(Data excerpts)
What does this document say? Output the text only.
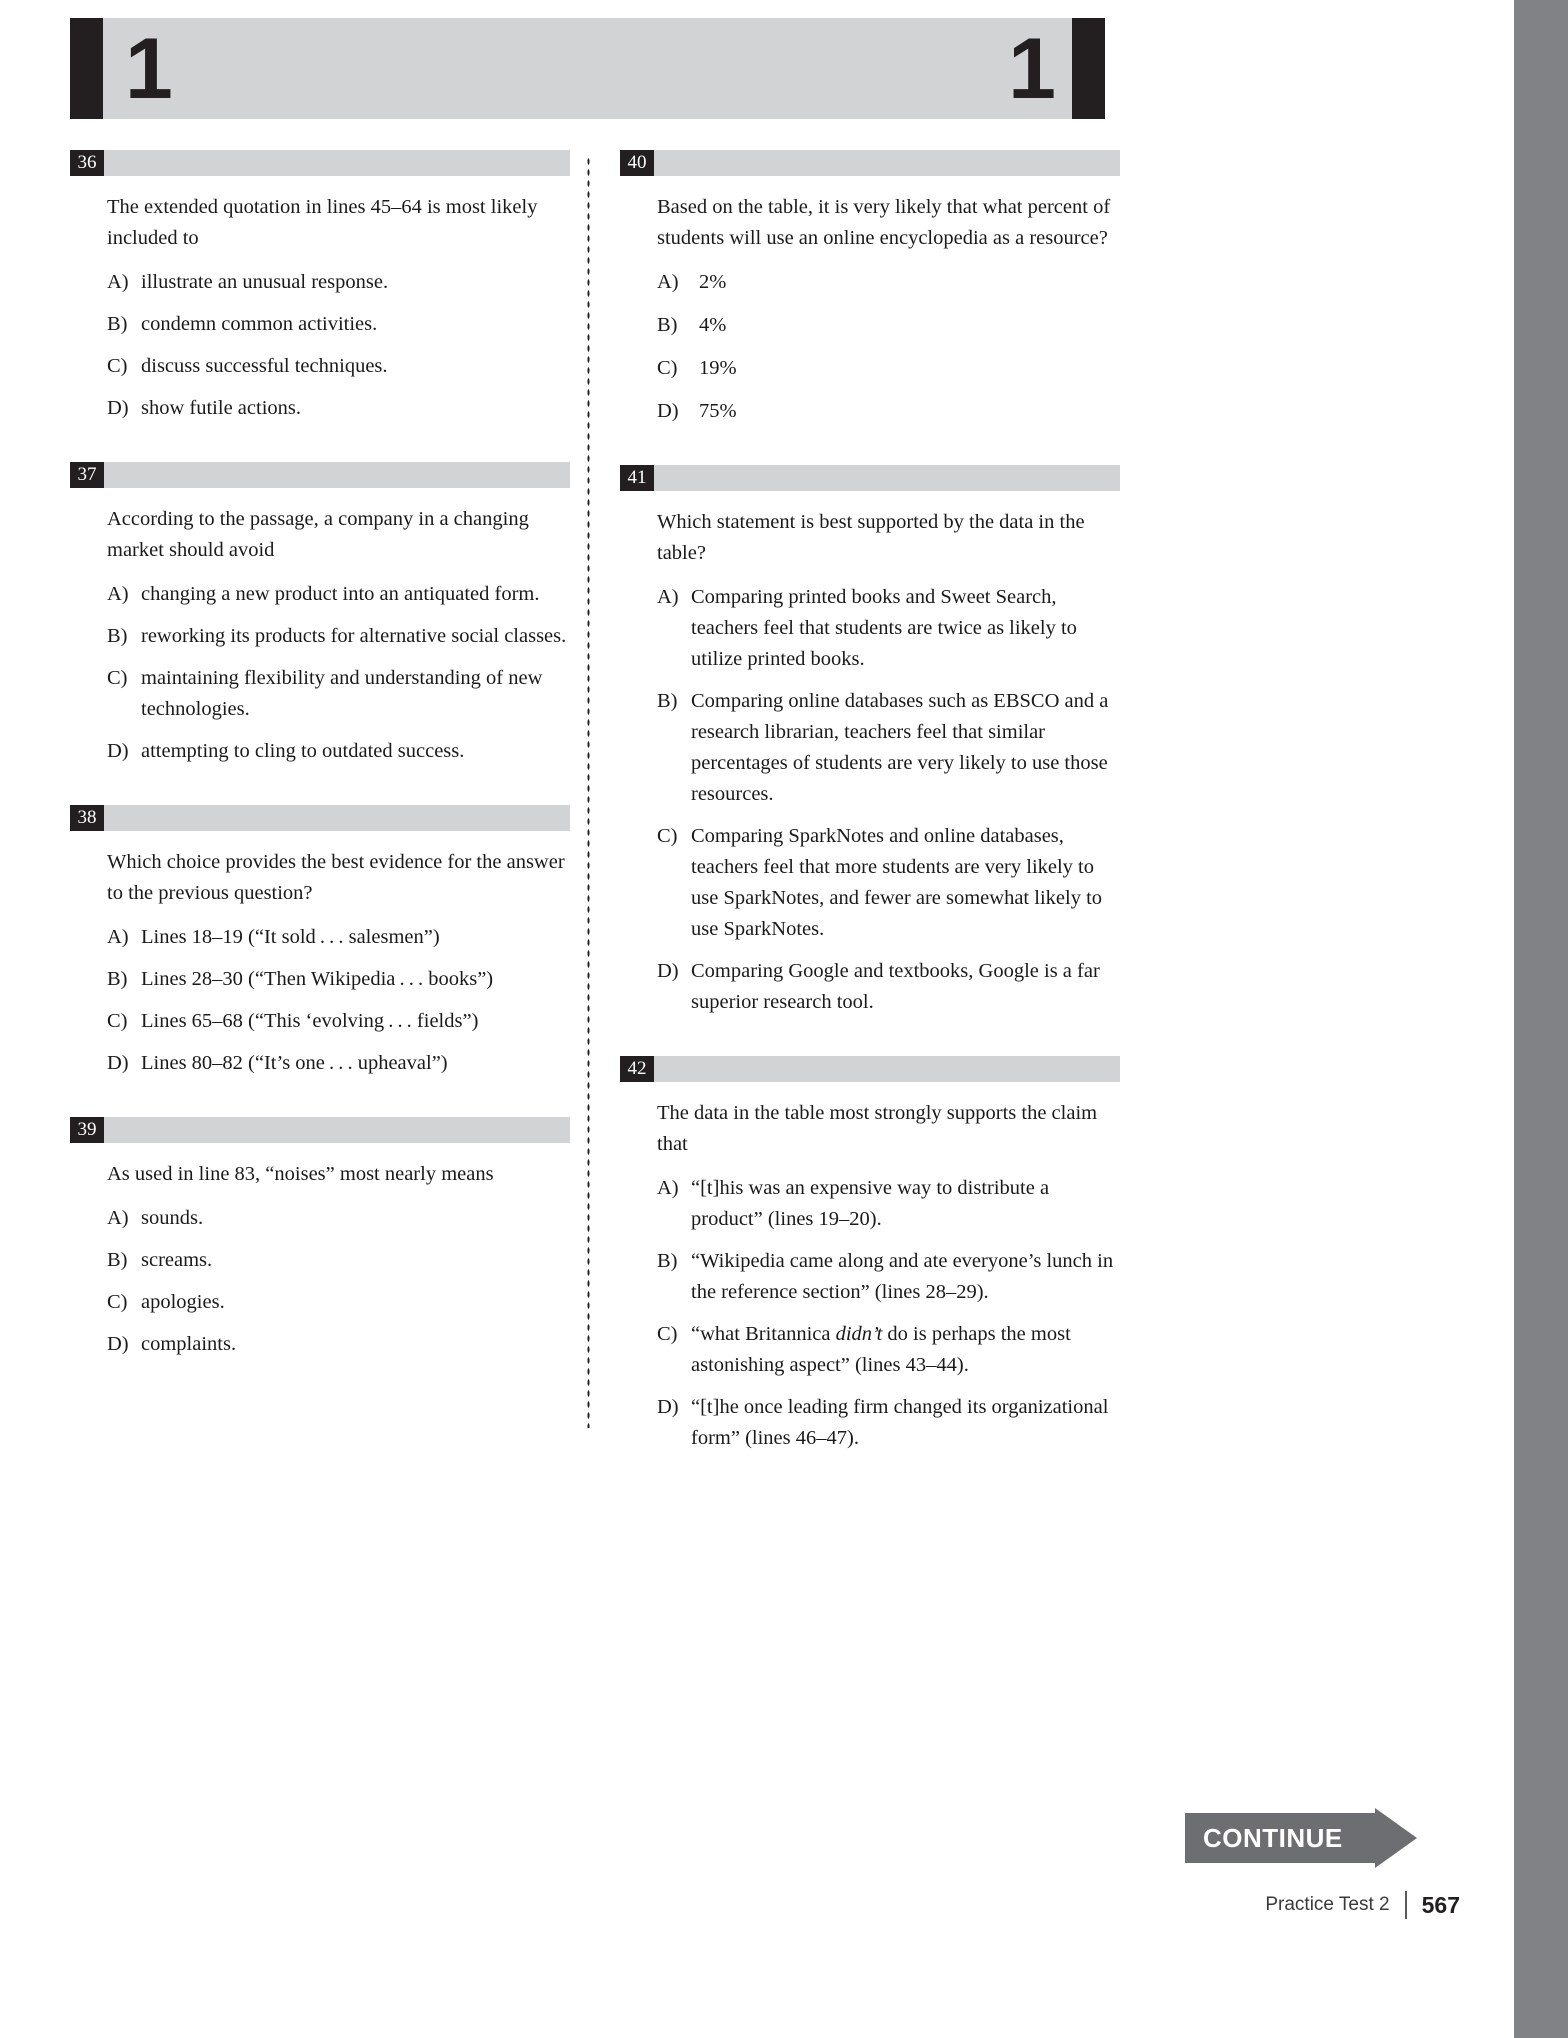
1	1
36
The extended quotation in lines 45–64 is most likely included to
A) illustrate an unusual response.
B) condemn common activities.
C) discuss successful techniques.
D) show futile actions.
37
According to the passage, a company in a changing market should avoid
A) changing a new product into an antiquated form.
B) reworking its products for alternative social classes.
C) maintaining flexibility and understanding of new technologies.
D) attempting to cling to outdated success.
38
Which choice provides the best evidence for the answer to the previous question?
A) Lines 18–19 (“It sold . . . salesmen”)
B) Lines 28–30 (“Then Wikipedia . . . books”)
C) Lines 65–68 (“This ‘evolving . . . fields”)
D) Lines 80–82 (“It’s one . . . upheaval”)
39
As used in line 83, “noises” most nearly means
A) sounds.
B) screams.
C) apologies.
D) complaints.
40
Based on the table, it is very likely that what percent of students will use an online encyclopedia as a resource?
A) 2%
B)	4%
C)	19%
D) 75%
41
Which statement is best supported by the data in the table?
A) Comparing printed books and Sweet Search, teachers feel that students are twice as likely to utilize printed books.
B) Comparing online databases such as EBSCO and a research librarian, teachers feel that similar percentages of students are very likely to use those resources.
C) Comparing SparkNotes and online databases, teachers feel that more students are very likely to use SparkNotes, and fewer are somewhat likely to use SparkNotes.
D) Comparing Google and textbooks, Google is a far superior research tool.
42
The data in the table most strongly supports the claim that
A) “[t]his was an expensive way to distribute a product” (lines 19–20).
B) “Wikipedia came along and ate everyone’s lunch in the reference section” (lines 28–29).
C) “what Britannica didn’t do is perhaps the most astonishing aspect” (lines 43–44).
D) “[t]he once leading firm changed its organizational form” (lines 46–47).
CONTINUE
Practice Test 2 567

§ **Exercise description**
Report how many lines of the records above contain the word "feel", and give only that number.

§ **Solution to this task**
3